## DESCRIPTION OF THE TASK
Reproduce all records verbatim.

## RECORDS FOR THE EXERCISE
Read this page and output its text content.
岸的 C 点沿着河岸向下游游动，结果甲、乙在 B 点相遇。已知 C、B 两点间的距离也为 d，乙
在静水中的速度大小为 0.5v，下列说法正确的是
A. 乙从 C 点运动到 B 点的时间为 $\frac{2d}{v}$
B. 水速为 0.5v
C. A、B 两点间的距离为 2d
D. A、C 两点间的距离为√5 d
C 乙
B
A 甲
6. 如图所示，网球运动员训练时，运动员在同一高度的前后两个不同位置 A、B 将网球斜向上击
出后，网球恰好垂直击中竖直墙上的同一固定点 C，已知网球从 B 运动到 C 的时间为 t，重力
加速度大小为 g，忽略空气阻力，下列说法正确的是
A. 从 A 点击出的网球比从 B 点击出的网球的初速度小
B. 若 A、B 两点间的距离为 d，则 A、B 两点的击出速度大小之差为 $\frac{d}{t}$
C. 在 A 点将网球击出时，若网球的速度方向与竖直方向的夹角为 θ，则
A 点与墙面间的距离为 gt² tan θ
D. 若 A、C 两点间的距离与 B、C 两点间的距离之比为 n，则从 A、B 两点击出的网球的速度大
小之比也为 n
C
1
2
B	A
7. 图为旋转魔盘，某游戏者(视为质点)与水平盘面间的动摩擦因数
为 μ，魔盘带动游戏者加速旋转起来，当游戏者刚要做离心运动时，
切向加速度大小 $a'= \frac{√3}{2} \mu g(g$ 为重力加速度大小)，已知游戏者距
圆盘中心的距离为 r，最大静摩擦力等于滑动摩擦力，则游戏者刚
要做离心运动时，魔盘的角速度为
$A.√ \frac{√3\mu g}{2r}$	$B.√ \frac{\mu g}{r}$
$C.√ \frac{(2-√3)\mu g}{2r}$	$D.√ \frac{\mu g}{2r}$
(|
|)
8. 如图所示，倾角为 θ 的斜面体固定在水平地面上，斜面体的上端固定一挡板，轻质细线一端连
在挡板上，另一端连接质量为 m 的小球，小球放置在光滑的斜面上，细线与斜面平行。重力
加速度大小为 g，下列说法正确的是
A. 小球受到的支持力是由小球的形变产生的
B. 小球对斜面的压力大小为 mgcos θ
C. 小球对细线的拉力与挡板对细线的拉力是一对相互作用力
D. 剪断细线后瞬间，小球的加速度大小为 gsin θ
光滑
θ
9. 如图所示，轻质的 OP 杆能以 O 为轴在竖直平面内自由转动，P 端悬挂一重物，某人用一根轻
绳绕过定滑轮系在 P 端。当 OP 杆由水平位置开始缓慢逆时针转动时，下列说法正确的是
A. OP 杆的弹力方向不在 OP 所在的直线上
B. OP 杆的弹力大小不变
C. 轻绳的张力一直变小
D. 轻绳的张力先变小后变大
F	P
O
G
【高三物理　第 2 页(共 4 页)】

## EXERCISE RESULT
Read this page and output its text content.
岸的 C 点沿着河岸向下游游动，结果甲、乙在 B 点相遇。已知 C、B 两点间的距离也为 d，乙
在静水中的速度大小为 0.5v，下列说法正确的是
A. 乙从 C 点运动到 B 点的时间为 $\frac{2d}{v}$
B. 水速为 0.5v
C. A、B 两点间的距离为 2d
D. A、C 两点间的距离为√5 d
C 乙
B
A 甲
6. 如图所示，网球运动员训练时，运动员在同一高度的前后两个不同位置 A、B 将网球斜向上击
出后，网球恰好垂直击中竖直墙上的同一固定点 C，已知网球从 B 运动到 C 的时间为 t，重力
加速度大小为 g，忽略空气阻力，下列说法正确的是
A. 从 A 点击出的网球比从 B 点击出的网球的初速度小
B. 若 A、B 两点间的距离为 d，则 A、B 两点的击出速度大小之差为 $\frac{d}{t}$
C. 在 A 点将网球击出时，若网球的速度方向与竖直方向的夹角为 θ，则
A 点与墙面间的距离为 gt² tan θ
D. 若 A、C 两点间的距离与 B、C 两点间的距离之比为 n，则从 A、B 两点击出的网球的速度大
小之比也为 n
C
1
2
B	A
7. 图为旋转魔盘，某游戏者(视为质点)与水平盘面间的动摩擦因数
为 μ，魔盘带动游戏者加速旋转起来，当游戏者刚要做离心运动时，
切向加速度大小 $a'= \frac{√3}{2} \mu g(g$ 为重力加速度大小)，已知游戏者距
圆盘中心的距离为 r，最大静摩擦力等于滑动摩擦力，则游戏者刚
要做离心运动时，魔盘的角速度为
$A.√ \frac{√3\mu g}{2r}$	$B.√ \frac{\mu g}{r}$
$C.√ \frac{(2-√3)\mu g}{2r}$	$D.√ \frac{\mu g}{2r}$
(|
|)
8. 如图所示，倾角为 θ 的斜面体固定在水平地面上，斜面体的上端固定一挡板，轻质细线一端连
在挡板上，另一端连接质量为 m 的小球，小球放置在光滑的斜面上，细线与斜面平行。重力
加速度大小为 g，下列说法正确的是
A. 小球受到的支持力是由小球的形变产生的
B. 小球对斜面的压力大小为 mgcos θ
C. 小球对细线的拉力与挡板对细线的拉力是一对相互作用力
D. 剪断细线后瞬间，小球的加速度大小为 gsin θ
光滑
θ
9. 如图所示，轻质的 OP 杆能以 O 为轴在竖直平面内自由转动，P 端悬挂一重物，某人用一根轻
绳绕过定滑轮系在 P 端。当 OP 杆由水平位置开始缓慢逆时针转动时，下列说法正确的是
A. OP 杆的弹力方向不在 OP 所在的直线上
B. OP 杆的弹力大小不变
C. 轻绳的张力一直变小
D. 轻绳的张力先变小后变大
F	P
O
G
【高三物理　第 2 页(共 4 页)】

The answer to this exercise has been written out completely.